Written task: Check each line of the entries below for the string "الاول"; copy every line where it appears.

* BEGIN Records to process *

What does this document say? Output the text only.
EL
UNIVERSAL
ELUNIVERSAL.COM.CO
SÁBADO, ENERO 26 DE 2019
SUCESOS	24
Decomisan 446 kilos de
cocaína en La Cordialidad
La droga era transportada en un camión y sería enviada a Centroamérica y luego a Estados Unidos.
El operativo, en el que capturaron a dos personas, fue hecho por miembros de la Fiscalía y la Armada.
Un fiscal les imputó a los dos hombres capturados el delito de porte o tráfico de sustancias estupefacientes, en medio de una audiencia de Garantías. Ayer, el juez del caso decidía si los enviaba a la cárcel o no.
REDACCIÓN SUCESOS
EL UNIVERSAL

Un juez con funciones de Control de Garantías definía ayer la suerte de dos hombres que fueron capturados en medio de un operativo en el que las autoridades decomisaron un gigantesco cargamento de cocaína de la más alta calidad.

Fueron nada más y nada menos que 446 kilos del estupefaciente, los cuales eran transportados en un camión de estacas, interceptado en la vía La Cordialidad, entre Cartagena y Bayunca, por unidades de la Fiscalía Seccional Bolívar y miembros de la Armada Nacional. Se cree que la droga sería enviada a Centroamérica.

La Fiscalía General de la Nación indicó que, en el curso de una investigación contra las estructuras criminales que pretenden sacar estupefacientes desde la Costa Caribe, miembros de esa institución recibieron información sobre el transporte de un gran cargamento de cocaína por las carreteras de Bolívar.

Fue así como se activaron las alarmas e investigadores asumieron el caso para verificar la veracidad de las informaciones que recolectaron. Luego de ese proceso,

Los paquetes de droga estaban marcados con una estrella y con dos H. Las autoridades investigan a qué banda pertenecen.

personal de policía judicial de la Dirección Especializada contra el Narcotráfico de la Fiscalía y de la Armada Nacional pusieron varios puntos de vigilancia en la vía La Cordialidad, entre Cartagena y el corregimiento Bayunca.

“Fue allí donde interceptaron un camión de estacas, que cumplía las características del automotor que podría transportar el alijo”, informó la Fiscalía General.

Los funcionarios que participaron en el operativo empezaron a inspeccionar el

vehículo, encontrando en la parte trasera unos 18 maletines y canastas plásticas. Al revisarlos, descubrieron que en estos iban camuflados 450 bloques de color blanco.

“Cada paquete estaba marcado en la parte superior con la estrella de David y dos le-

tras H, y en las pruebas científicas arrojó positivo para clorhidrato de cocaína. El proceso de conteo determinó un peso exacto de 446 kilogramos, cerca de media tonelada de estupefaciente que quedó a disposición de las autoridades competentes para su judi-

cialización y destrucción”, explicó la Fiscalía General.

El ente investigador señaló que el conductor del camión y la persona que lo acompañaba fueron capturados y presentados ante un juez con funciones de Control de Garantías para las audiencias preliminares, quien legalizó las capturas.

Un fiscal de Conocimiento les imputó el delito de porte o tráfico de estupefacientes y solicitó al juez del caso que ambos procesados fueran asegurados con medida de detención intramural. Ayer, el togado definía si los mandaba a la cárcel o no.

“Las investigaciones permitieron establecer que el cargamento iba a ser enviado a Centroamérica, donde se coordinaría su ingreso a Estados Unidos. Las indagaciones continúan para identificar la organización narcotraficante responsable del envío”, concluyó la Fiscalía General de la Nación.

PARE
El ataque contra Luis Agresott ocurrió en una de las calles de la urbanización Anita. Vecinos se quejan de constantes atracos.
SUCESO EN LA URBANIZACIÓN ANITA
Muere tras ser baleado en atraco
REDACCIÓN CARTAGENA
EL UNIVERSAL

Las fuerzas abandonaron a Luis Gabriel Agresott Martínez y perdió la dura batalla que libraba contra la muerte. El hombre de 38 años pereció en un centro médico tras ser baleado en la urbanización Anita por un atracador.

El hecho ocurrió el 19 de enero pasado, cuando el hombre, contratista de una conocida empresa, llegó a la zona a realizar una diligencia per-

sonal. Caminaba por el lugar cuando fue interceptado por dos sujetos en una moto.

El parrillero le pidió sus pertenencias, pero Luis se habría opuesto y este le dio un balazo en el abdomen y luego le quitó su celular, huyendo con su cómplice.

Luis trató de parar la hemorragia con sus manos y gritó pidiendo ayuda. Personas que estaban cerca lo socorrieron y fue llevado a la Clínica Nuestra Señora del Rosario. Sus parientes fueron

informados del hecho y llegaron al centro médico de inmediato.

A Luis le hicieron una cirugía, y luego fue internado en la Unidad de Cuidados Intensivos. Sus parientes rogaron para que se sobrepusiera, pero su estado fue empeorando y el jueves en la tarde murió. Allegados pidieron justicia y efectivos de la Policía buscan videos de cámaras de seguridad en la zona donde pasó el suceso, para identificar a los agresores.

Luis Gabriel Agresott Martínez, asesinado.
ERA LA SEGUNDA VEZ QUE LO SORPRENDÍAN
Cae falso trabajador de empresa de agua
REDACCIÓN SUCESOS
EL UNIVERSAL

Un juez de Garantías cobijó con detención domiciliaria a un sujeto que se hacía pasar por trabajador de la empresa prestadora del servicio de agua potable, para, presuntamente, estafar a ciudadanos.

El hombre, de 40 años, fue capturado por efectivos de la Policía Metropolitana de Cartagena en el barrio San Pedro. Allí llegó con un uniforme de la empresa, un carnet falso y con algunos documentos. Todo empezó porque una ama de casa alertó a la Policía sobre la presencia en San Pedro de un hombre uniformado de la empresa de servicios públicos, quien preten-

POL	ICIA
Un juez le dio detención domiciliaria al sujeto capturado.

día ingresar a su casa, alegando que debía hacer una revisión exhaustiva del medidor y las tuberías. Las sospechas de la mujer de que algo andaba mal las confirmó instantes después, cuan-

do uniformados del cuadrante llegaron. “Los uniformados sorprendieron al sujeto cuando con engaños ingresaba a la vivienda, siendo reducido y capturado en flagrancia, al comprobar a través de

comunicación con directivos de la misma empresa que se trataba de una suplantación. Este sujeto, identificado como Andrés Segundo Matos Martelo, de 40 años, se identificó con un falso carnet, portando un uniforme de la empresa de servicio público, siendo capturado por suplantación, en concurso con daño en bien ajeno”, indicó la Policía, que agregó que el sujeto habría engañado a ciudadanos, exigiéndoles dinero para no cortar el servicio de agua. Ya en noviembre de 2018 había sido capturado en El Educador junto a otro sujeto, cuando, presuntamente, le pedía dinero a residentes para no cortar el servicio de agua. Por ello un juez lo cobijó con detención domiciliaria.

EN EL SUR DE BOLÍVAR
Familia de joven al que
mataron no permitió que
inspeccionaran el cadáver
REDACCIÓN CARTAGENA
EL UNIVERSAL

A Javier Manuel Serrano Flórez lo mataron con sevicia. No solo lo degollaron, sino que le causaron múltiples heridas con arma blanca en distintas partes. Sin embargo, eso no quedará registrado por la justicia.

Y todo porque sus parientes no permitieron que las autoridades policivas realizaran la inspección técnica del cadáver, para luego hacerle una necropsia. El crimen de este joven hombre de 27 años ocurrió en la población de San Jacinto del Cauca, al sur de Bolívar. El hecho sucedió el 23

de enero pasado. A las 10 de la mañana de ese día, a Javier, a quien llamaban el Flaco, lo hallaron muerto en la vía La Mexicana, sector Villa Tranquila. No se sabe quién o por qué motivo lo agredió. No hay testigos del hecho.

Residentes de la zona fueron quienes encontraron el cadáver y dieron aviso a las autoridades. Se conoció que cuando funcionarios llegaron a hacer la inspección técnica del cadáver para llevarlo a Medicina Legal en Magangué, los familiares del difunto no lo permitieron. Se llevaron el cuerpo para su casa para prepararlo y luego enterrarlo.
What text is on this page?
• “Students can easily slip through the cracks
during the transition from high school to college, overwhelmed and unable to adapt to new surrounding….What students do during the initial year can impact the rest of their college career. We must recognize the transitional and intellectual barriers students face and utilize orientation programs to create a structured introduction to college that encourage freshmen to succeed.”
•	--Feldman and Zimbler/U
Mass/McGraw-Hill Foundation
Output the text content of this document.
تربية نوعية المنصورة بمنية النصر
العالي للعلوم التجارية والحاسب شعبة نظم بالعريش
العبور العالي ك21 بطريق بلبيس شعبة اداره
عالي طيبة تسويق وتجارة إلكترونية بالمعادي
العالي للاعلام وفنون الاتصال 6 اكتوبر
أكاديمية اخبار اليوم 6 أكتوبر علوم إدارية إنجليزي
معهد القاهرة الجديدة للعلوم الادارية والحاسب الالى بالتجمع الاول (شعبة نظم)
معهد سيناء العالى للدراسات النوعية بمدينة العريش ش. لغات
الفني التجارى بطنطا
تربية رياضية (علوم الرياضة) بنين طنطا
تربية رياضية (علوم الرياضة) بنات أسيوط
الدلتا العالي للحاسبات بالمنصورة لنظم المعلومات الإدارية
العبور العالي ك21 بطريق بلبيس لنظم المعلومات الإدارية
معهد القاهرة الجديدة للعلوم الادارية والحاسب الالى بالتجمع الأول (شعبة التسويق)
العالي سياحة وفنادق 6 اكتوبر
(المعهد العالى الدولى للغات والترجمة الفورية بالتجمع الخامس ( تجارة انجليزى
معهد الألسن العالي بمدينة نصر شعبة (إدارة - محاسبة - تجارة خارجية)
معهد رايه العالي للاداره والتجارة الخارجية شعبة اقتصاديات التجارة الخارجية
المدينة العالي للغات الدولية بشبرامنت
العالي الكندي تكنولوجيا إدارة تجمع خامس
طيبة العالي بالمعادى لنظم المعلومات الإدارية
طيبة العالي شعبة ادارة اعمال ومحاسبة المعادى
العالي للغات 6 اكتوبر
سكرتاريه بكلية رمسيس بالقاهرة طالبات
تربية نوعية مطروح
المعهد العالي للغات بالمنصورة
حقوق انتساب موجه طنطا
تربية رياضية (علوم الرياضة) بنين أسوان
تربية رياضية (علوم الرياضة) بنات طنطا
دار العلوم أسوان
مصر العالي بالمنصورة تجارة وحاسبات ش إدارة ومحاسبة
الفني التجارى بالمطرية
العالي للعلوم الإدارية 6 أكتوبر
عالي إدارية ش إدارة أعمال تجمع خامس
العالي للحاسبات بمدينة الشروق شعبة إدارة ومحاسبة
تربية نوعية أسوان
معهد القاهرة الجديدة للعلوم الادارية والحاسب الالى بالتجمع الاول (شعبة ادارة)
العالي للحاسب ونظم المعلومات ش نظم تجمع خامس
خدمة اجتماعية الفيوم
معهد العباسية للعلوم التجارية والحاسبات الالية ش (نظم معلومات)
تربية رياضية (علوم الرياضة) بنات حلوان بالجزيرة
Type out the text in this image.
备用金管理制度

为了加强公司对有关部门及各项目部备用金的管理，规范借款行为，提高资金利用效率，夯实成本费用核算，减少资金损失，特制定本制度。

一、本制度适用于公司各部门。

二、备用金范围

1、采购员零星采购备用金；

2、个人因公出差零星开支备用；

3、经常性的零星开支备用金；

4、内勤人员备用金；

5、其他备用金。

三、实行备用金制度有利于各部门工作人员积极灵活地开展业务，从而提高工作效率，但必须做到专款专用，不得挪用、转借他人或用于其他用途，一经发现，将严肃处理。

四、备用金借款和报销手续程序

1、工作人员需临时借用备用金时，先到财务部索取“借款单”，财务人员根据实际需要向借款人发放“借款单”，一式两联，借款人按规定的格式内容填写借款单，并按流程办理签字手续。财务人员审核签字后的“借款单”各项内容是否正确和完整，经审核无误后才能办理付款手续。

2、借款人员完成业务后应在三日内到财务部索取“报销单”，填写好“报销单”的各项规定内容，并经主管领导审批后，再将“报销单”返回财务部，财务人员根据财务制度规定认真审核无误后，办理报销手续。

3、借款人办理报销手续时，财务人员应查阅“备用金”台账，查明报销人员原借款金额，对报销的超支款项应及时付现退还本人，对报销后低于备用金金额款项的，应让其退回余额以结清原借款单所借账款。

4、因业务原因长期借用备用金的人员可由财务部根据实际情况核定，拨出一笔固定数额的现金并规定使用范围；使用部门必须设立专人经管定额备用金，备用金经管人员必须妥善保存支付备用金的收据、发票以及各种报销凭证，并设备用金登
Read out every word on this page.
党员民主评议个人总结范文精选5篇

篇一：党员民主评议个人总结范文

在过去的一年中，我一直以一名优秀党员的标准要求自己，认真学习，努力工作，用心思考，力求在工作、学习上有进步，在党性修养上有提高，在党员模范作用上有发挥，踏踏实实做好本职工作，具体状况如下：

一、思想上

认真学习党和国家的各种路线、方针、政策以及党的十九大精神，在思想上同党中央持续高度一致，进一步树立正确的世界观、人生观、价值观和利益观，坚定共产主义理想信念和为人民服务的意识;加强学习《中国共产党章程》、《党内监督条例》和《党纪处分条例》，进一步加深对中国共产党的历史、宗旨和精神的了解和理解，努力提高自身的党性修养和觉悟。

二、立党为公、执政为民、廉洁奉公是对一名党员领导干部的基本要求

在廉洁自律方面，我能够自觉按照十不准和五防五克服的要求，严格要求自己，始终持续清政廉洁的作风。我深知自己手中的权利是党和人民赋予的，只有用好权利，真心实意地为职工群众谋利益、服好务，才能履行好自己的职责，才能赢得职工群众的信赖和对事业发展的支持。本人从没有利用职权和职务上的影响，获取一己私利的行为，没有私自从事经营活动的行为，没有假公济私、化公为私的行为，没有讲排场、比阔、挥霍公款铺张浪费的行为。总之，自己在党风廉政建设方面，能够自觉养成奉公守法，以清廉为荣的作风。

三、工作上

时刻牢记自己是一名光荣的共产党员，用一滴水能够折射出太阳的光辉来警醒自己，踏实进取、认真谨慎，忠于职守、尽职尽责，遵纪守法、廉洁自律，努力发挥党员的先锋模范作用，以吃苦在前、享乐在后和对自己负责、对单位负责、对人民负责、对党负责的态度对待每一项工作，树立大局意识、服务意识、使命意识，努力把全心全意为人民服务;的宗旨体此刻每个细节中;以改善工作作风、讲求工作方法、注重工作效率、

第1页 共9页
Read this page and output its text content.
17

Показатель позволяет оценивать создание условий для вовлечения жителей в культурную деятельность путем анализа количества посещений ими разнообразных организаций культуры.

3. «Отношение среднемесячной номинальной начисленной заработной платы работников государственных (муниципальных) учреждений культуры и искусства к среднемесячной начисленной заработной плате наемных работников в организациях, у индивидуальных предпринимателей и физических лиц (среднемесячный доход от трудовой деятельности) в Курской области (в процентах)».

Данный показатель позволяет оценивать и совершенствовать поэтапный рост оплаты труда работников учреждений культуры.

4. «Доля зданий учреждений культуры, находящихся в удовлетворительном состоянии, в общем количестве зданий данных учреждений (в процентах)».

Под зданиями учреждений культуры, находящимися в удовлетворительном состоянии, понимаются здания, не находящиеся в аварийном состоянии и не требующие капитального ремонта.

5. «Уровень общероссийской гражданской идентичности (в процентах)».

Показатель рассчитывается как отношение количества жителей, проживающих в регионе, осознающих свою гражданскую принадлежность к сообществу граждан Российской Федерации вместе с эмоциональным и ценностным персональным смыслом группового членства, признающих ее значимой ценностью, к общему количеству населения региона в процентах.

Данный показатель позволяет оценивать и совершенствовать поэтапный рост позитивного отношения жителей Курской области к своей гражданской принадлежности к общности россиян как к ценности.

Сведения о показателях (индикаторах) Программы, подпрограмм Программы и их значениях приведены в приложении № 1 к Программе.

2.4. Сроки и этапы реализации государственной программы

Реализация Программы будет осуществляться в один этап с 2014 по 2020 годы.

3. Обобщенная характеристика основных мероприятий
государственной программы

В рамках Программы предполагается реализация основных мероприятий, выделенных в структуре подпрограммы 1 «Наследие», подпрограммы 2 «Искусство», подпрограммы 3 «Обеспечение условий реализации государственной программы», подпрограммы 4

* END Records to process *

Result:
معهد القاهرة الجديدة للعلوم الادارية والحاسب الالى بالتجمع الاول (شعبة نظم)
معهد القاهرة الجديدة للعلوم الادارية والحاسب الالى بالتجمع الاول (شعبة ادارة)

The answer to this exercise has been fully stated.